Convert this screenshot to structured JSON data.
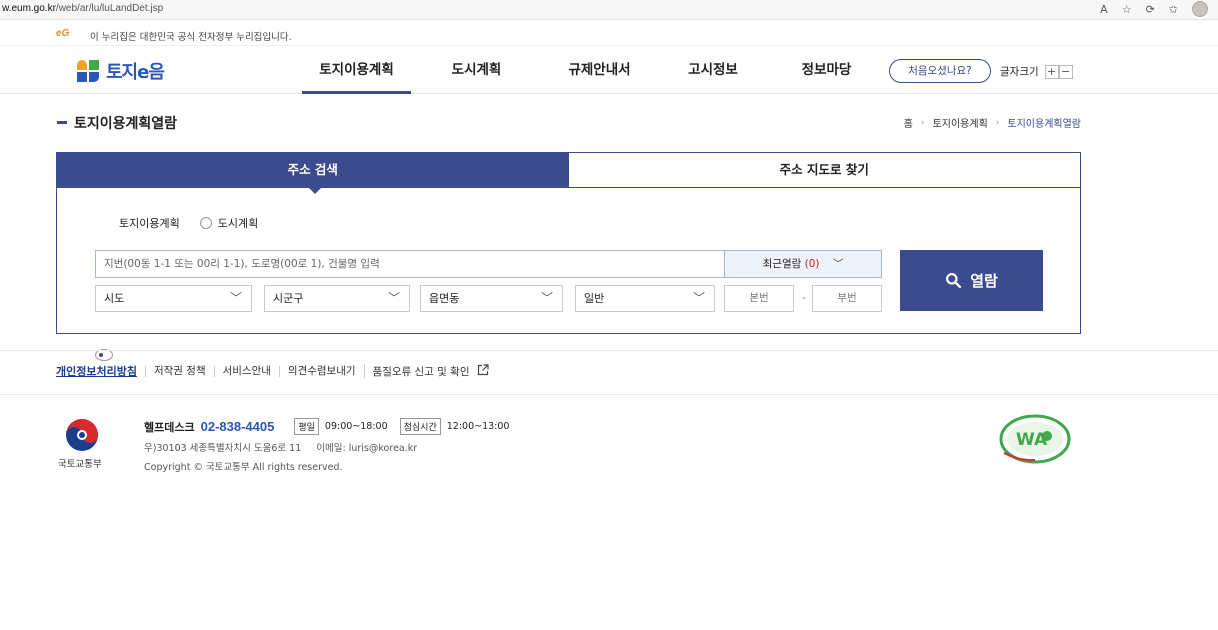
{
  "browser": {
    "url_prefix": "w.eum.go.kr",
    "url_path": "/web/ar/lu/luLandDet.jsp"
  },
  "gov_banner": {
    "logo_text": "eG",
    "text": "이 누리집은 대한민국 공식 전자정부 누리집입니다."
  },
  "header": {
    "logo_name": "토지e음",
    "nav": [
      {
        "label": "토지이용계획"
      },
      {
        "label": "도시계획"
      },
      {
        "label": "규제안내서"
      },
      {
        "label": "고시정보"
      },
      {
        "label": "정보마당"
      }
    ],
    "first_visit": "처음오셨나요?",
    "font_size_label": "글자크기",
    "plus": "+",
    "minus": "−"
  },
  "page": {
    "title": "토지이용계획열람",
    "breadcrumb": [
      "홈",
      "토지이용계획",
      "토지이용계획열람"
    ]
  },
  "search": {
    "tabs": [
      {
        "label": "주소 검색"
      },
      {
        "label": "주소 지도로 찾기"
      }
    ],
    "radios": [
      {
        "label": "토지이용계획"
      },
      {
        "label": "도시계획"
      }
    ],
    "address_placeholder": "지번(00동 1-1 또는 00리 1-1), 도로명(00로 1), 건물명 입력",
    "recent_label": "최근열람",
    "recent_count": "(0)",
    "selects": [
      {
        "label": "시도"
      },
      {
        "label": "시군구"
      },
      {
        "label": "읍면동"
      },
      {
        "label": "일반"
      }
    ],
    "main_no": "본번",
    "sub_no": "부번",
    "dash": "-",
    "button_label": "열람"
  },
  "footer": {
    "links": [
      "개인정보처리방침",
      "저작권 정책",
      "서비스안내",
      "의견수렴보내기",
      "품질오류 신고 및 확인"
    ],
    "ministry": "국토교통부",
    "helpdesk_label": "헬프데스크",
    "phone": "02-838-4405",
    "weekday_tag": "평일",
    "weekday_time": "09:00~18:00",
    "lunch_tag": "점심시간",
    "lunch_time": "12:00~13:00",
    "address": "우)30103 세종특별자치시 도움6로 11",
    "email": "이메일: luris@korea.kr",
    "copyright": "Copyright © 국토교통부 All rights reserved.",
    "wa_text": "WA"
  },
  "colors": {
    "primary": "#3c4a8e",
    "logo_blue": "#2a57b5",
    "accent_orange": "#e38b2a",
    "count_red": "#d4191d"
  }
}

-=-=-=-=-

Copy the listing exactly. Any image in it stays out of the copy.

Convert this screenshot to structured JSON data.
{
  "browser": {
    "url_prefix": "w.eum.go.kr",
    "url_path": "/web/ar/lu/luLandDet.jsp"
  },
  "gov_banner": {
    "logo_text": "eG",
    "text": "이 누리집은 대한민국 공식 전자정부 누리집입니다."
  },
  "header": {
    "logo_name": "토지e음",
    "nav": [
      {
        "label": "토지이용계획"
      },
      {
        "label": "도시계획"
      },
      {
        "label": "규제안내서"
      },
      {
        "label": "고시정보"
      },
      {
        "label": "정보마당"
      }
    ],
    "first_visit": "처음오셨나요?",
    "font_size_label": "글자크기",
    "plus": "+",
    "minus": "−"
  },
  "page": {
    "title": "토지이용계획열람",
    "breadcrumb": [
      "홈",
      "토지이용계획",
      "토지이용계획열람"
    ]
  },
  "search": {
    "tabs": [
      {
        "label": "주소 검색"
      },
      {
        "label": "주소 지도로 찾기"
      }
    ],
    "radios": [
      {
        "label": "토지이용계획"
      },
      {
        "label": "도시계획"
      }
    ],
    "address_placeholder": "지번(00동 1-1 또는 00리 1-1), 도로명(00로 1), 건물명 입력",
    "recent_label": "최근열람",
    "recent_count": "(0)",
    "selects": [
      {
        "label": "시도"
      },
      {
        "label": "시군구"
      },
      {
        "label": "읍면동"
      },
      {
        "label": "일반"
      }
    ],
    "main_no": "본번",
    "sub_no": "부번",
    "dash": "-",
    "button_label": "열람"
  },
  "footer": {
    "links": [
      "개인정보처리방침",
      "저작권 정책",
      "서비스안내",
      "의견수렴보내기",
      "품질오류 신고 및 확인"
    ],
    "ministry": "국토교통부",
    "helpdesk_label": "헬프데스크",
    "phone": "02-838-4405",
    "weekday_tag": "평일",
    "weekday_time": "09:00~18:00",
    "lunch_tag": "점심시간",
    "lunch_time": "12:00~13:00",
    "address": "우)30103 세종특별자치시 도움6로 11",
    "email": "이메일: luris@korea.kr",
    "copyright": "Copyright © 국토교통부 All rights reserved.",
    "wa_text": "WA"
  },
  "colors": {
    "primary": "#3c4a8e",
    "logo_blue": "#2a57b5",
    "accent_orange": "#e38b2a",
    "count_red": "#d4191d"
  }
}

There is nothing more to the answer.